═══ Records provided

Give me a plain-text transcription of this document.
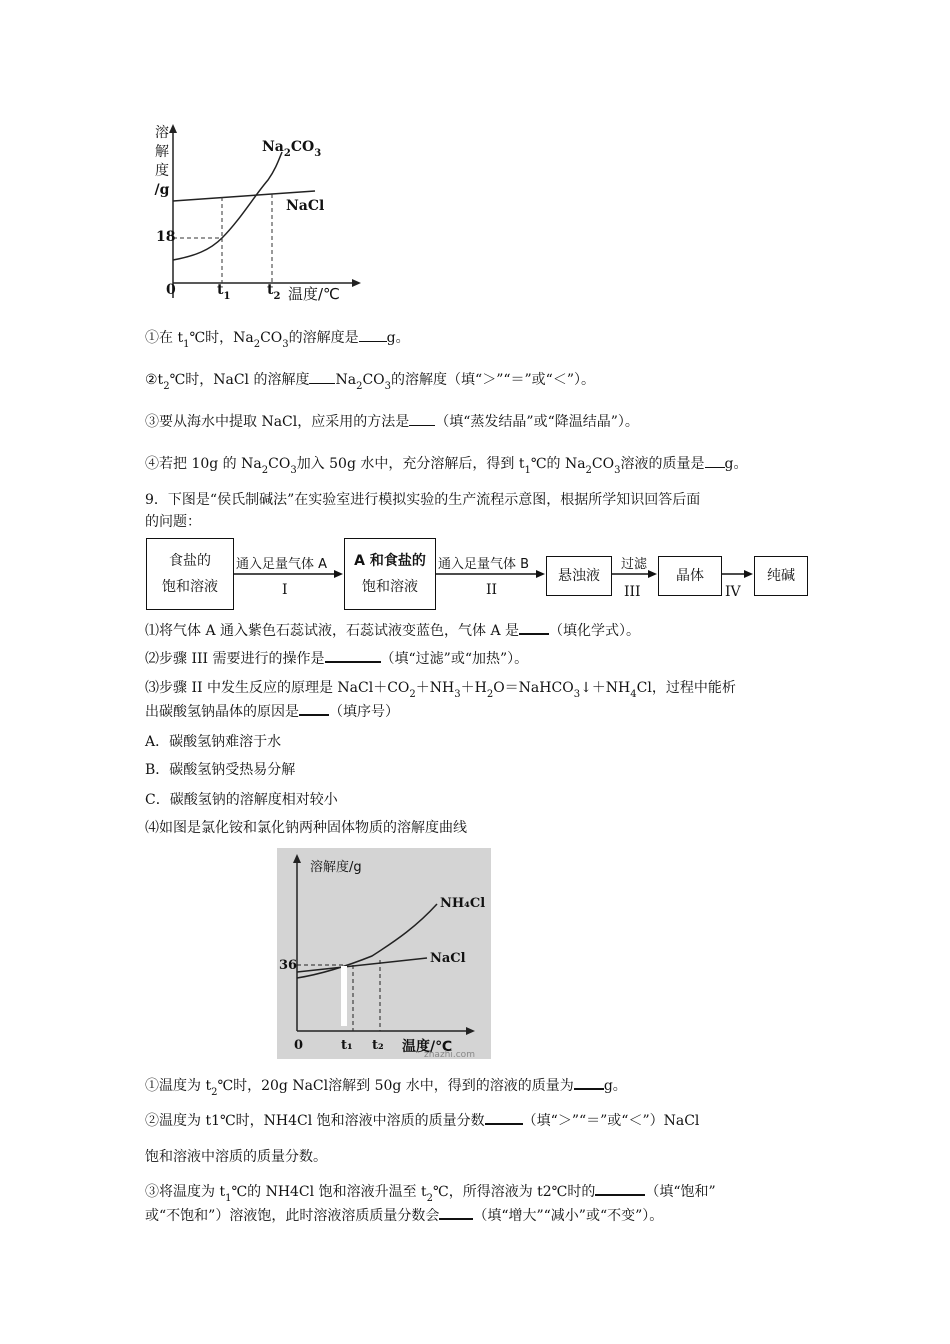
溶
解
度
/g
18
0	$t_1$	$t_2$ 温度/℃
$Na_2CO_3$
NaCl
①在 $t_1℃$时，$Na_2CO_3$的溶解度是 g。
$②t_2℃$时，NaCl 的溶解度 $Na_2CO_3$的溶解度（填“＞”“＝”或“＜”）。
③要从海水中提取 NaCl，应采用的方法是 （填“蒸发结晶”或“降温结晶”）。
④若把 10g 的 $Na_2CO_3$加入 50g 水中，充分溶解后，得到 $t_1℃$的 $Na_2CO_3$溶液的质量是 g。
9．下图是“侯氏制碱法”在实验室进行模拟实验的生产流程示意图，根据所学知识回答后面
的问题：
食盐的
饱和溶液
A 和食盐的
饱和溶液
悬浊液	晶体	纯碱
通入足量气体 A
I
通入足量气体 B
II
过滤
III	IV
⑴将气体 A 通入紫色石蕊试液，石蕊试液变蓝色，气体 A 是 （填化学式）。
⑵步骤 III 需要进行的操作是	（填“过滤”或“加热”）。
⑶步骤 II 中发生反应的原理是 $NaCl+CO_2+NH_3+H_2O=NaHCO_3↓+NH_4Cl$，过程中能析
出碳酸氢钠晶体的原因是 （填序号）
A．碳酸氢钠难溶于水
B．碳酸氢钠受热易分解
C．碳酸氢钠的溶解度相对较小
⑷如图是氯化铵和氯化钠两种固体物质的溶解度曲线
溶解度/g
36
0	t₁ t₂ 温度/℃
zhazhi.com
NH₄Cl
NaCl
①温度为 $t_2℃$时，20g NaCl溶解到 50g 水中，得到的溶液的质量为 g。
②温度为 t1℃时，NH4Cl 饱和溶液中溶质的质量分数	（填“＞”“＝”或“＜”）NaCl
饱和溶液中溶质的质量分数。
③将温度为 $t_1℃$的 NH4Cl 饱和溶液升温至 $t_2℃$，所得溶液为 t2℃时的	（填“饱和”
或“不饱和”）溶液饱，此时溶液溶质质量分数会 （填“增大”“减小”或“不变”）。
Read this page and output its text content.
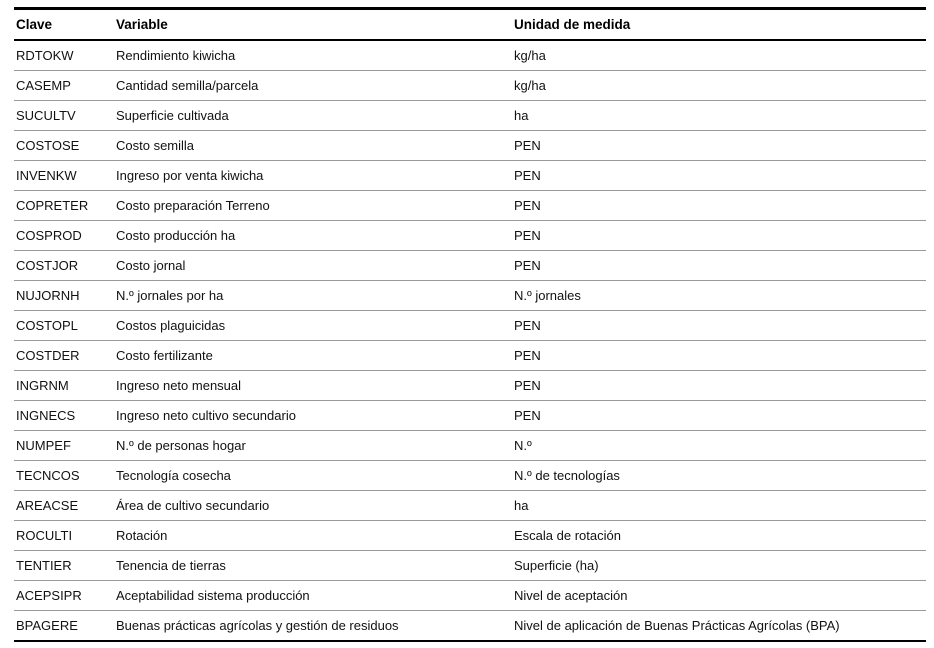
Clave	Variable	Unidad de medida
RDTOKW	Rendimiento kiwicha	kg/ha
CASEMP	Cantidad semilla/parcela	kg/ha
SUCULTV	Superficie cultivada	ha
COSTOSE	Costo semilla	PEN
INVENKW	Ingreso por venta kiwicha	PEN
COPRETER	Costo preparación Terreno	PEN
COSPROD	Costo producción ha	PEN
COSTJOR	Costo jornal	PEN
NUJORNH	N.º jornales por ha	N.º jornales
COSTOPL	Costos plaguicidas	PEN
COSTDER	Costo fertilizante	PEN
INGRNM	Ingreso neto mensual	PEN
INGNECS	Ingreso neto cultivo secundario	PEN
NUMPEF	N.º de personas hogar	N.º
TECNCOS	Tecnología cosecha	N.º de tecnologías
AREACSE	Área de cultivo secundario	ha
ROCULTI	Rotación	Escala de rotación
TENTIER	Tenencia de tierras	Superficie (ha)
ACEPSIPR	Aceptabilidad sistema producción	Nivel de aceptación
BPAGERE	Buenas prácticas agrícolas y gestión de residuos	Nivel de aplicación de Buenas Prácticas Agrícolas (BPA)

══════

Write the lines above out again exactly, without any of their pictures.

Give me a plain-text transcription of this document.
溶
解
度
/g
18
0	$t_1$	$t_2$ 温度/℃
$Na_2CO_3$
NaCl
①在 $t_1℃$时，$Na_2CO_3$的溶解度是 g。
$②t_2℃$时，NaCl 的溶解度 $Na_2CO_3$的溶解度（填“＞”“＝”或“＜”）。
③要从海水中提取 NaCl，应采用的方法是 （填“蒸发结晶”或“降温结晶”）。
④若把 10g 的 $Na_2CO_3$加入 50g 水中，充分溶解后，得到 $t_1℃$的 $Na_2CO_3$溶液的质量是 g。
9．下图是“侯氏制碱法”在实验室进行模拟实验的生产流程示意图，根据所学知识回答后面
的问题：
食盐的
饱和溶液
A 和食盐的
饱和溶液
悬浊液	晶体	纯碱
通入足量气体 A
I
通入足量气体 B
II
过滤
III	IV
⑴将气体 A 通入紫色石蕊试液，石蕊试液变蓝色，气体 A 是 （填化学式）。
⑵步骤 III 需要进行的操作是	（填“过滤”或“加热”）。
⑶步骤 II 中发生反应的原理是 $NaCl+CO_2+NH_3+H_2O=NaHCO_3↓+NH_4Cl$，过程中能析
出碳酸氢钠晶体的原因是 （填序号）
A．碳酸氢钠难溶于水
B．碳酸氢钠受热易分解
C．碳酸氢钠的溶解度相对较小
⑷如图是氯化铵和氯化钠两种固体物质的溶解度曲线
溶解度/g
36
0	t₁ t₂ 温度/℃
zhazhi.com
NH₄Cl
NaCl
①温度为 $t_2℃$时，20g NaCl溶解到 50g 水中，得到的溶液的质量为 g。
②温度为 t1℃时，NH4Cl 饱和溶液中溶质的质量分数	（填“＞”“＝”或“＜”）NaCl
饱和溶液中溶质的质量分数。
③将温度为 $t_1℃$的 NH4Cl 饱和溶液升温至 $t_2℃$，所得溶液为 t2℃时的	（填“饱和”
或“不饱和”）溶液饱，此时溶液溶质质量分数会 （填“增大”“减小”或“不变”）。
Read this page and output its text content.
Clave	Variable	Unidad de medida
RDTOKW	Rendimiento kiwicha	kg/ha
CASEMP	Cantidad semilla/parcela	kg/ha
SUCULTV	Superficie cultivada	ha
COSTOSE	Costo semilla	PEN
INVENKW	Ingreso por venta kiwicha	PEN
COPRETER	Costo preparación Terreno	PEN
COSPROD	Costo producción ha	PEN
COSTJOR	Costo jornal	PEN
NUJORNH	N.º jornales por ha	N.º jornales
COSTOPL	Costos plaguicidas	PEN
COSTDER	Costo fertilizante	PEN
INGRNM	Ingreso neto mensual	PEN
INGNECS	Ingreso neto cultivo secundario	PEN
NUMPEF	N.º de personas hogar	N.º
TECNCOS	Tecnología cosecha	N.º de tecnologías
AREACSE	Área de cultivo secundario	ha
ROCULTI	Rotación	Escala de rotación
TENTIER	Tenencia de tierras	Superficie (ha)
ACEPSIPR	Aceptabilidad sistema producción	Nivel de aceptación
BPAGERE	Buenas prácticas agrícolas y gestión de residuos	Nivel de aplicación de Buenas Prácticas Agrícolas (BPA)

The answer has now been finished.